> _Document segment_
# coyote calls



## utahhunter678 (Nov 3, 2012)

I have seen a few coyotes but its been by happenstance not by anything I did. What calls do you recommend. I don't have the pockets for a FoxPro. I'm talking about actual calls by mouth. I see coyotes but I can't call any in. I honestly don't know what I'm doing so some advice on call types in different areas would help.


----------



## WeaselBrandGameCalls (Aug 16, 2010)

Most closed reed calls will work well, but they may freeze in below freezing temps. Open reed calls work well. Tally-Ho, Critter Call and others are fairly inexpensive and work. Or....you can buy a custom call. The choice is yours.


----------



## reb8600 (Sep 8, 2007)

Forget the factory calls and look at the custom calls. They are not that much more and sound a lot better. There are several call makers here in Utah. Weasel makes a great call. Another one I like is Carver Predator Calls.


----------



## HighNDry (Dec 26, 2007)

One of my best calls is to make a kissing sound on the back of my hand. Throw a few squeaky kisses out there and sit back and enjoy. Coyotes and fox have great hearing. In areas that I know hold coyotes and fox that is all I do sometimes. 

My best success has come with a factory made call of closed reed type. I've found "my" way of blowing it and can create some nice sounds. I get much more satisfaction out of calling by hand than with electronics. I like the feeling I get from knowing I made the sounds and not some electronic device, but that's just me. I'm more of a minimalist when it comes to calling.


----------

> _Given instruction_
Rewrite everything in the coyote calls thread from "## WeaselBrandGameCalls (Aug" down to "Carver Predator Calls.", putting "affordable" in place of "inexpensive".

> _Record excerpts_
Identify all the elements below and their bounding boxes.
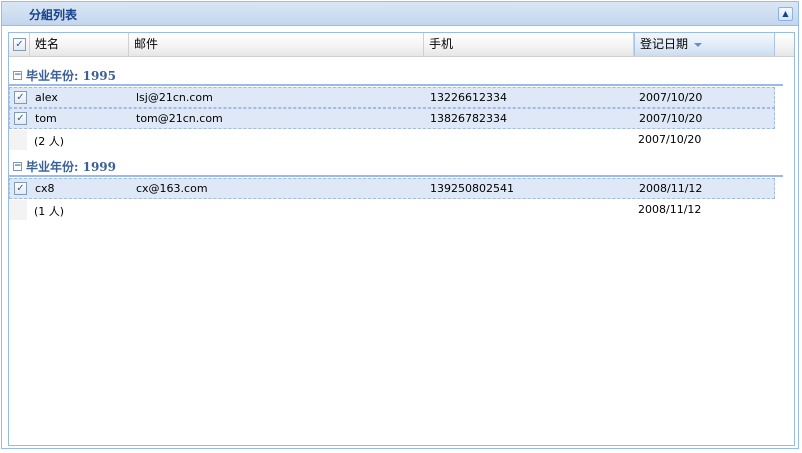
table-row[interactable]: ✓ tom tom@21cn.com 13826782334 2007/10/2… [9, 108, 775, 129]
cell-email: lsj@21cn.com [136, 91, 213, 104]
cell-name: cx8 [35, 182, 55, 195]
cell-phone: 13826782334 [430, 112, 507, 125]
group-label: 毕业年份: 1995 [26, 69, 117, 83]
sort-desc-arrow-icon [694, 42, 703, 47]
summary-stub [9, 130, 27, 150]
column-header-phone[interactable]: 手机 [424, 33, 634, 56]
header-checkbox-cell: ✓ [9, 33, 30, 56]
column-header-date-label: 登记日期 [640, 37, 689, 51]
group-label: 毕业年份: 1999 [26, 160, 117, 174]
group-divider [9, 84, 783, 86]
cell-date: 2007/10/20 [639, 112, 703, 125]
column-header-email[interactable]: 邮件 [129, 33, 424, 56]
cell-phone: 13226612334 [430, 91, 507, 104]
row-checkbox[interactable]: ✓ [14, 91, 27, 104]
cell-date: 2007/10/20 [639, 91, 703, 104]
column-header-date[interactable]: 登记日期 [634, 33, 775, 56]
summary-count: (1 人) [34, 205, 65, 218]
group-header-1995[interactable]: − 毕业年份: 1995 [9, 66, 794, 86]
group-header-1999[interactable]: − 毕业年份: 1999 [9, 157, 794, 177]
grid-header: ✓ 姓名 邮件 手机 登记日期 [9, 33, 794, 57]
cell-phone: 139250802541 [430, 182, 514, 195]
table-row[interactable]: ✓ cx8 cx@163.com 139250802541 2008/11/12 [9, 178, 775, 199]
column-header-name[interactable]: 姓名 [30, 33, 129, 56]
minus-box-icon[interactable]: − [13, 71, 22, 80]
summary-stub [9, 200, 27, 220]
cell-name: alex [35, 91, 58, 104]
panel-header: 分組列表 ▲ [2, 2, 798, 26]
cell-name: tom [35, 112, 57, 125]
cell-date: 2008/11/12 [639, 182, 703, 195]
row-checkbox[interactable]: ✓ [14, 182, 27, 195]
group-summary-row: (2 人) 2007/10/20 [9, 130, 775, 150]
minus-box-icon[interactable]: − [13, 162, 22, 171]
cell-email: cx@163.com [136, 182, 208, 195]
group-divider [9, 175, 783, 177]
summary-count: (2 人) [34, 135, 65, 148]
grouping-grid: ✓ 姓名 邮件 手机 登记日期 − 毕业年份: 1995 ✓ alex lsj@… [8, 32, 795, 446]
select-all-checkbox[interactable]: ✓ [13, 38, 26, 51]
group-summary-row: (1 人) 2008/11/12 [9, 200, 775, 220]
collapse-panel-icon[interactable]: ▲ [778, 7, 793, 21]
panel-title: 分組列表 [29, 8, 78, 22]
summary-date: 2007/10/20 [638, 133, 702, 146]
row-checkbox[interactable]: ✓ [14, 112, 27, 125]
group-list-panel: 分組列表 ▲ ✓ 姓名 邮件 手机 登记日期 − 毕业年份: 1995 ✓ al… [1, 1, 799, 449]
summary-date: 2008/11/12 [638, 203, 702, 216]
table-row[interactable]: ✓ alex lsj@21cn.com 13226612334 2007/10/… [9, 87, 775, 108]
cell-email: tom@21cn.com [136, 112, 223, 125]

> _Completed task_
## WeaselBrandGameCalls (Aug 16, 2010)

Most closed reed calls will work well, but they may freeze in below freezing temps. Open reed calls work well. Tally-Ho, Critter Call and others are fairly affordable and work. Or....you can buy a custom call. The choice is yours.


----------



## reb8600 (Sep 8, 2007)

Forget the factory calls and look at the custom calls. They are not that much more and sound a lot better. There are several call makers here in Utah. Weasel makes a great call. Another one I like is Carver Predator Calls.